- [Information given]
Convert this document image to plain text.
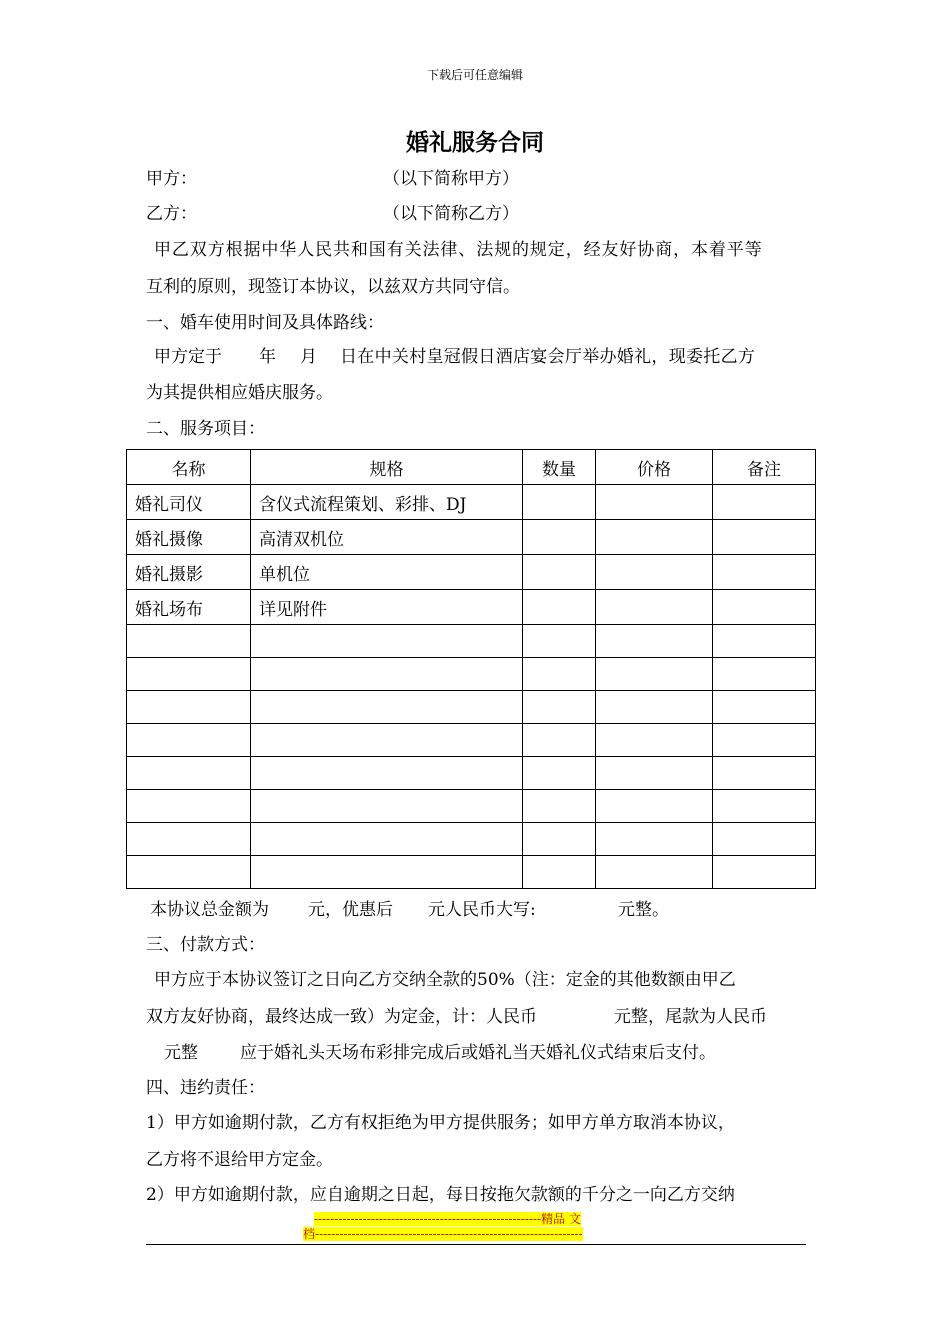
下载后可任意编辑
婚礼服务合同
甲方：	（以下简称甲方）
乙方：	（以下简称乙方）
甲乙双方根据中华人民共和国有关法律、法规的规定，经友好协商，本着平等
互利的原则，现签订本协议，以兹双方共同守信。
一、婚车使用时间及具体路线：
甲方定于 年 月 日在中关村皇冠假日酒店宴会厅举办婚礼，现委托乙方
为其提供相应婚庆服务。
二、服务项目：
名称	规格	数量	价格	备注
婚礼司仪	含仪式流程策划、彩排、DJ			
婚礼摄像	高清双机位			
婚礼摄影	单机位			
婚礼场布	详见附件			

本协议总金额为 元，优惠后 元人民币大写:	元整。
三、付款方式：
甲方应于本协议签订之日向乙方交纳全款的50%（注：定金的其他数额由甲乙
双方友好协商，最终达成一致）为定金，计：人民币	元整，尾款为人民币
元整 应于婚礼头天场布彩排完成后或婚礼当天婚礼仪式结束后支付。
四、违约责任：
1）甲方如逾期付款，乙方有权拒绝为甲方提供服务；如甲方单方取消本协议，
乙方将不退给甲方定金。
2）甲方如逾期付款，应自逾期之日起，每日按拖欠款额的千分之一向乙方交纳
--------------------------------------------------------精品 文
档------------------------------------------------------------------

- [Your objective] Using the data above, write out every line exactly, leaving the images behind.

- [Response to the task]
Convert this document image to plain text.
下载后可任意编辑
婚礼服务合同
甲方：	（以下简称甲方）
乙方：	（以下简称乙方）
甲乙双方根据中华人民共和国有关法律、法规的规定，经友好协商，本着平等
互利的原则，现签订本协议，以兹双方共同守信。
一、婚车使用时间及具体路线：
甲方定于 年 月 日在中关村皇冠假日酒店宴会厅举办婚礼，现委托乙方
为其提供相应婚庆服务。
二、服务项目：
名称	规格	数量	价格	备注
婚礼司仪	含仪式流程策划、彩排、DJ			
婚礼摄像	高清双机位			
婚礼摄影	单机位			
婚礼场布	详见附件			

本协议总金额为 元，优惠后 元人民币大写:	元整。
三、付款方式：
甲方应于本协议签订之日向乙方交纳全款的50%（注：定金的其他数额由甲乙
双方友好协商，最终达成一致）为定金，计：人民币	元整，尾款为人民币
元整 应于婚礼头天场布彩排完成后或婚礼当天婚礼仪式结束后支付。
四、违约责任：
1）甲方如逾期付款，乙方有权拒绝为甲方提供服务；如甲方单方取消本协议，
乙方将不退给甲方定金。
2）甲方如逾期付款，应自逾期之日起，每日按拖欠款额的千分之一向乙方交纳
--------------------------------------------------------精品 文
档------------------------------------------------------------------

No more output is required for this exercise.